* [MATERIAL]:
▼
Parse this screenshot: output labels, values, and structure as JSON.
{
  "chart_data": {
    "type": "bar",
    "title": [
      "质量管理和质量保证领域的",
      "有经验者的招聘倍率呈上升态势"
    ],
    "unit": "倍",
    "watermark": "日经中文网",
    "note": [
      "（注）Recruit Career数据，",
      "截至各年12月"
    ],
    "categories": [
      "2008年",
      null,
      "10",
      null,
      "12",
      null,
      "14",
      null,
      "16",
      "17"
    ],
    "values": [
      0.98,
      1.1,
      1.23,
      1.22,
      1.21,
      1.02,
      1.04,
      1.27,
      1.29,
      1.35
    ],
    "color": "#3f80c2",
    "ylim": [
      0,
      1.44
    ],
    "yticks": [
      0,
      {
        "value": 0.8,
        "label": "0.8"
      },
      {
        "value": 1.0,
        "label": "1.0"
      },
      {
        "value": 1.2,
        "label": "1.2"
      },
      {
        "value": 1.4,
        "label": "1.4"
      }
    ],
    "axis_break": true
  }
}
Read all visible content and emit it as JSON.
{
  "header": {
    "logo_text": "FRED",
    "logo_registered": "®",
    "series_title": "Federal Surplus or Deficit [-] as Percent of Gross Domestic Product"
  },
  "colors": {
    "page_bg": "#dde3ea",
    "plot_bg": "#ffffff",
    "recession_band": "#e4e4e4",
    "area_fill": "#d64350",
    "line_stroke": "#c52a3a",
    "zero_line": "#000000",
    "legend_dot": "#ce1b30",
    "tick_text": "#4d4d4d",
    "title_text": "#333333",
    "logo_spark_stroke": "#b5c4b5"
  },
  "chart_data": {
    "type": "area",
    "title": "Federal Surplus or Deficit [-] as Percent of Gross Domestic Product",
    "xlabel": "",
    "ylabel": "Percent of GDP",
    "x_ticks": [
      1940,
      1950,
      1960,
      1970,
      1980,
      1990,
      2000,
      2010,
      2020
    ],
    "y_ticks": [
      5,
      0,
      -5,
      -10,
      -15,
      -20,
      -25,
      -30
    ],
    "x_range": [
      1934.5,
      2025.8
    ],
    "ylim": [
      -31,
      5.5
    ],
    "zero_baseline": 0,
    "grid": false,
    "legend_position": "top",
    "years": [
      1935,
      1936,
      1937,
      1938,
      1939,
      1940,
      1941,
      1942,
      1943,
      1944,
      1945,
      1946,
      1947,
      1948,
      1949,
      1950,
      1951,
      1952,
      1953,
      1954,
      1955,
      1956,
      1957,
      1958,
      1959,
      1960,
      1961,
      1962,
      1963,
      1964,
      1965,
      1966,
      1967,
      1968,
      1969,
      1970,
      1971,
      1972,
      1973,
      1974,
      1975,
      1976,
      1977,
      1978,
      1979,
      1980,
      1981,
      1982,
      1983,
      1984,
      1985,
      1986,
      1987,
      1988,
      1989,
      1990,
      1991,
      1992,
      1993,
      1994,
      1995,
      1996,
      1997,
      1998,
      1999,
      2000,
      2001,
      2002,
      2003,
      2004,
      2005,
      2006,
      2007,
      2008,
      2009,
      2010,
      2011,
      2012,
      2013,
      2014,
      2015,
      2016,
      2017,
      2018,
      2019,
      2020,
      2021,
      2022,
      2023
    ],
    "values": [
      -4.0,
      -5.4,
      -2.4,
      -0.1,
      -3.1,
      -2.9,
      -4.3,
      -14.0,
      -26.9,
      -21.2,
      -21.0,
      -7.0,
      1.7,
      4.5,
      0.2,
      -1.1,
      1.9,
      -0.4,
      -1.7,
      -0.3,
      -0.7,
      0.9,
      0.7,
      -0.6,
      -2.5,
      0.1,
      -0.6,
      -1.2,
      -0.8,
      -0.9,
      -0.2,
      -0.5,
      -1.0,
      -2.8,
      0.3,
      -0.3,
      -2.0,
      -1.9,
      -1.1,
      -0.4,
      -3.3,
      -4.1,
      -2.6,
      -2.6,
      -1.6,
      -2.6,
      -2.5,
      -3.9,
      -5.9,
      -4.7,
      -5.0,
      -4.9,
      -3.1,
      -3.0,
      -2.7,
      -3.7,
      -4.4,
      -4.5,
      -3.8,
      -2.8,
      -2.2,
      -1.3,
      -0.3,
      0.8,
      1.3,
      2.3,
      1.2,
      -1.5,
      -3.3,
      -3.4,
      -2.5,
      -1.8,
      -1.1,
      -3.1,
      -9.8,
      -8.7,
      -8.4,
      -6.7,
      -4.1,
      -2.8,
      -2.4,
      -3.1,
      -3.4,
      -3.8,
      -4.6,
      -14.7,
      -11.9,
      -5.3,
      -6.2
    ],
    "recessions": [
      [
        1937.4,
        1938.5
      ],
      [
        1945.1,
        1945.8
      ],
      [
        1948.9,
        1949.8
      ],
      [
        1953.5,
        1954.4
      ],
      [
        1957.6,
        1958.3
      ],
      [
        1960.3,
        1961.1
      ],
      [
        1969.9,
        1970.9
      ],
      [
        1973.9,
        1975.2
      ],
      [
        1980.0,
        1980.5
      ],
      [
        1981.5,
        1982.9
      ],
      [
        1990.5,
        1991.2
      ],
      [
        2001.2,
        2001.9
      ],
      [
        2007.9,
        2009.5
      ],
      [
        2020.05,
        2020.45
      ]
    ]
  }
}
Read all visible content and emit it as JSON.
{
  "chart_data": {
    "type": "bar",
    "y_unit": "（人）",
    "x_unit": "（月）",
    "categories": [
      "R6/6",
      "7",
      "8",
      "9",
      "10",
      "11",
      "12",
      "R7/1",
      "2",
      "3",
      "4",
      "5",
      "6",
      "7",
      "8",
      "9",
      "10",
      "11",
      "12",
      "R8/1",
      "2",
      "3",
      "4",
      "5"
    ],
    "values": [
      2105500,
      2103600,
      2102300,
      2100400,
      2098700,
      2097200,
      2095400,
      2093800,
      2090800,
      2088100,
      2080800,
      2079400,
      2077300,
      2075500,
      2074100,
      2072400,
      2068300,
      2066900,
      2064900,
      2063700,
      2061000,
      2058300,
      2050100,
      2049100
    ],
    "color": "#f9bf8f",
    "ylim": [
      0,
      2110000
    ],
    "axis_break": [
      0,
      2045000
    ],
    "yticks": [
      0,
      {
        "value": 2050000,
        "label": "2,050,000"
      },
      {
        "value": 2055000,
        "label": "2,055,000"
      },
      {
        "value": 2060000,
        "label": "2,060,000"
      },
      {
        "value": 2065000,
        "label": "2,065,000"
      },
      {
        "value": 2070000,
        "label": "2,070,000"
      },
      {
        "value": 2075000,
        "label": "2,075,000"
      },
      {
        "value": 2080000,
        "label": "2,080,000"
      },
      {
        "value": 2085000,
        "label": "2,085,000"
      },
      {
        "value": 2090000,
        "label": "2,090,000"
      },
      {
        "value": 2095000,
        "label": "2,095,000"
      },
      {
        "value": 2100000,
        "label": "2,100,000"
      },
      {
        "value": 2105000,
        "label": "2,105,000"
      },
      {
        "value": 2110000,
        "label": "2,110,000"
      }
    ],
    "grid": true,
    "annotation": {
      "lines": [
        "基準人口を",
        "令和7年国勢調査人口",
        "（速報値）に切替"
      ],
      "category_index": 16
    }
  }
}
▲
* [STATED GOAL]: Using the data above, reproduce every line exactly.

* [SOLUTION TO THIS PROBLEM]:
Parse this screenshot: output labels, values, and structure as JSON.
{
  "chart_data": {
    "type": "bar",
    "title": [
      "质量管理和质量保证领域的",
      "有经验者的招聘倍率呈上升态势"
    ],
    "unit": "倍",
    "watermark": "日经中文网",
    "note": [
      "（注）Recruit Career数据，",
      "截至各年12月"
    ],
    "categories": [
      "2008年",
      null,
      "10",
      null,
      "12",
      null,
      "14",
      null,
      "16",
      "17"
    ],
    "values": [
      0.98,
      1.1,
      1.23,
      1.22,
      1.21,
      1.02,
      1.04,
      1.27,
      1.29,
      1.35
    ],
    "color": "#3f80c2",
    "ylim": [
      0,
      1.44
    ],
    "yticks": [
      0,
      {
        "value": 0.8,
        "label": "0.8"
      },
      {
        "value": 1.0,
        "label": "1.0"
      },
      {
        "value": 1.2,
        "label": "1.2"
      },
      {
        "value": 1.4,
        "label": "1.4"
      }
    ],
    "axis_break": true
  }
}
Read all visible content and emit it as JSON.
{
  "header": {
    "logo_text": "FRED",
    "logo_registered": "®",
    "series_title": "Federal Surplus or Deficit [-] as Percent of Gross Domestic Product"
  },
  "colors": {
    "page_bg": "#dde3ea",
    "plot_bg": "#ffffff",
    "recession_band": "#e4e4e4",
    "area_fill": "#d64350",
    "line_stroke": "#c52a3a",
    "zero_line": "#000000",
    "legend_dot": "#ce1b30",
    "tick_text": "#4d4d4d",
    "title_text": "#333333",
    "logo_spark_stroke": "#b5c4b5"
  },
  "chart_data": {
    "type": "area",
    "title": "Federal Surplus or Deficit [-] as Percent of Gross Domestic Product",
    "xlabel": "",
    "ylabel": "Percent of GDP",
    "x_ticks": [
      1940,
      1950,
      1960,
      1970,
      1980,
      1990,
      2000,
      2010,
      2020
    ],
    "y_ticks": [
      5,
      0,
      -5,
      -10,
      -15,
      -20,
      -25,
      -30
    ],
    "x_range": [
      1934.5,
      2025.8
    ],
    "ylim": [
      -31,
      5.5
    ],
    "zero_baseline": 0,
    "grid": false,
    "legend_position": "top",
    "years": [
      1935,
      1936,
      1937,
      1938,
      1939,
      1940,
      1941,
      1942,
      1943,
      1944,
      1945,
      1946,
      1947,
      1948,
      1949,
      1950,
      1951,
      1952,
      1953,
      1954,
      1955,
      1956,
      1957,
      1958,
      1959,
      1960,
      1961,
      1962,
      1963,
      1964,
      1965,
      1966,
      1967,
      1968,
      1969,
      1970,
      1971,
      1972,
      1973,
      1974,
      1975,
      1976,
      1977,
      1978,
      1979,
      1980,
      1981,
      1982,
      1983,
      1984,
      1985,
      1986,
      1987,
      1988,
      1989,
      1990,
      1991,
      1992,
      1993,
      1994,
      1995,
      1996,
      1997,
      1998,
      1999,
      2000,
      2001,
      2002,
      2003,
      2004,
      2005,
      2006,
      2007,
      2008,
      2009,
      2010,
      2011,
      2012,
      2013,
      2014,
      2015,
      2016,
      2017,
      2018,
      2019,
      2020,
      2021,
      2022,
      2023
    ],
    "values": [
      -4.0,
      -5.4,
      -2.4,
      -0.1,
      -3.1,
      -2.9,
      -4.3,
      -14.0,
      -26.9,
      -21.2,
      -21.0,
      -7.0,
      1.7,
      4.5,
      0.2,
      -1.1,
      1.9,
      -0.4,
      -1.7,
      -0.3,
      -0.7,
      0.9,
      0.7,
      -0.6,
      -2.5,
      0.1,
      -0.6,
      -1.2,
      -0.8,
      -0.9,
      -0.2,
      -0.5,
      -1.0,
      -2.8,
      0.3,
      -0.3,
      -2.0,
      -1.9,
      -1.1,
      -0.4,
      -3.3,
      -4.1,
      -2.6,
      -2.6,
      -1.6,
      -2.6,
      -2.5,
      -3.9,
      -5.9,
      -4.7,
      -5.0,
      -4.9,
      -3.1,
      -3.0,
      -2.7,
      -3.7,
      -4.4,
      -4.5,
      -3.8,
      -2.8,
      -2.2,
      -1.3,
      -0.3,
      0.8,
      1.3,
      2.3,
      1.2,
      -1.5,
      -3.3,
      -3.4,
      -2.5,
      -1.8,
      -1.1,
      -3.1,
      -9.8,
      -8.7,
      -8.4,
      -6.7,
      -4.1,
      -2.8,
      -2.4,
      -3.1,
      -3.4,
      -3.8,
      -4.6,
      -14.7,
      -11.9,
      -5.3,
      -6.2
    ],
    "recessions": [
      [
        1937.4,
        1938.5
      ],
      [
        1945.1,
        1945.8
      ],
      [
        1948.9,
        1949.8
      ],
      [
        1953.5,
        1954.4
      ],
      [
        1957.6,
        1958.3
      ],
      [
        1960.3,
        1961.1
      ],
      [
        1969.9,
        1970.9
      ],
      [
        1973.9,
        1975.2
      ],
      [
        1980.0,
        1980.5
      ],
      [
        1981.5,
        1982.9
      ],
      [
        1990.5,
        1991.2
      ],
      [
        2001.2,
        2001.9
      ],
      [
        2007.9,
        2009.5
      ],
      [
        2020.05,
        2020.45
      ]
    ]
  }
}
Read all visible content and emit it as JSON.
{
  "chart_data": {
    "type": "bar",
    "y_unit": "（人）",
    "x_unit": "（月）",
    "categories": [
      "R6/6",
      "7",
      "8",
      "9",
      "10",
      "11",
      "12",
      "R7/1",
      "2",
      "3",
      "4",
      "5",
      "6",
      "7",
      "8",
      "9",
      "10",
      "11",
      "12",
      "R8/1",
      "2",
      "3",
      "4",
      "5"
    ],
    "values": [
      2105500,
      2103600,
      2102300,
      2100400,
      2098700,
      2097200,
      2095400,
      2093800,
      2090800,
      2088100,
      2080800,
      2079400,
      2077300,
      2075500,
      2074100,
      2072400,
      2068300,
      2066900,
      2064900,
      2063700,
      2061000,
      2058300,
      2050100,
      2049100
    ],
    "color": "#f9bf8f",
    "ylim": [
      0,
      2110000
    ],
    "axis_break": [
      0,
      2045000
    ],
    "yticks": [
      0,
      {
        "value": 2050000,
        "label": "2,050,000"
      },
      {
        "value": 2055000,
        "label": "2,055,000"
      },
      {
        "value": 2060000,
        "label": "2,060,000"
      },
      {
        "value": 2065000,
        "label": "2,065,000"
      },
      {
        "value": 2070000,
        "label": "2,070,000"
      },
      {
        "value": 2075000,
        "label": "2,075,000"
      },
      {
        "value": 2080000,
        "label": "2,080,000"
      },
      {
        "value": 2085000,
        "label": "2,085,000"
      },
      {
        "value": 2090000,
        "label": "2,090,000"
      },
      {
        "value": 2095000,
        "label": "2,095,000"
      },
      {
        "value": 2100000,
        "label": "2,100,000"
      },
      {
        "value": 2105000,
        "label": "2,105,000"
      },
      {
        "value": 2110000,
        "label": "2,110,000"
      }
    ],
    "grid": true,
    "annotation": {
      "lines": [
        "基準人口を",
        "令和7年国勢調査人口",
        "（速報値）に切替"
      ],
      "category_index": 16
    }
  }
}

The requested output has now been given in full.